### Problem requirements
Spot each line that carries the word "Human"; copy those lines.

• • • • • • •

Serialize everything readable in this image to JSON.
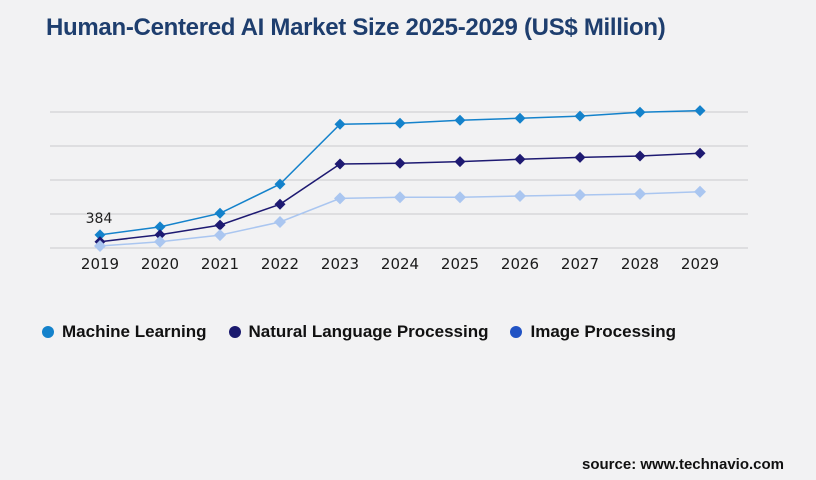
{
  "title": "Human-Centered AI Market Size 2025-2029 (US$ Million)",
  "source": "source: www.technavio.com",
  "colors": {
    "background": "#f2f2f3",
    "title": "#1e3e6e",
    "gridline": "#c9cacd",
    "axis_label": "#1a1a1a",
    "annotation": "#222222"
  },
  "legend": {
    "items": [
      {
        "label": "Machine Learning",
        "color": "#1482cb"
      },
      {
        "label": "Natural Language Processing",
        "color": "#1b1a6e"
      },
      {
        "label": "Image Processing",
        "color": "#2153c4"
      }
    ]
  },
  "chart_data": {
    "type": "line",
    "title": "Human-Centered AI Market Size 2025-2029 (US$ Million)",
    "x": [
      2019,
      2020,
      2021,
      2022,
      2023,
      2024,
      2025,
      2026,
      2027,
      2028,
      2029
    ],
    "xlabel": "",
    "ylabel": "",
    "ylim": [
      0,
      4350
    ],
    "gridline_values": [
      0,
      1000,
      2000,
      3000,
      4000
    ],
    "grid": true,
    "legend_position": "bottom",
    "marker": "diamond",
    "series": [
      {
        "name": "Machine Learning",
        "color": "#1482cb",
        "values": [
          384,
          620,
          1020,
          1880,
          3640,
          3670,
          3760,
          3815,
          3880,
          3990,
          4040
        ]
      },
      {
        "name": "Natural Language Processing",
        "color": "#1e1a72",
        "values": [
          185,
          390,
          675,
          1285,
          2470,
          2490,
          2540,
          2610,
          2665,
          2705,
          2785
        ]
      },
      {
        "name": "Image Processing",
        "color": "#aac6f0",
        "values": [
          60,
          185,
          380,
          765,
          1460,
          1490,
          1495,
          1530,
          1560,
          1590,
          1655
        ]
      }
    ],
    "annotations": [
      {
        "series": "Machine Learning",
        "x": 2019,
        "text": "384"
      }
    ]
  }
}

• • • • • • •

### Result below
  "title": "Human-Centered AI Market Size 2025-2029 (US$ Million)",
    "title": "Human-Centered AI Market Size 2025-2029 (US$ Million)",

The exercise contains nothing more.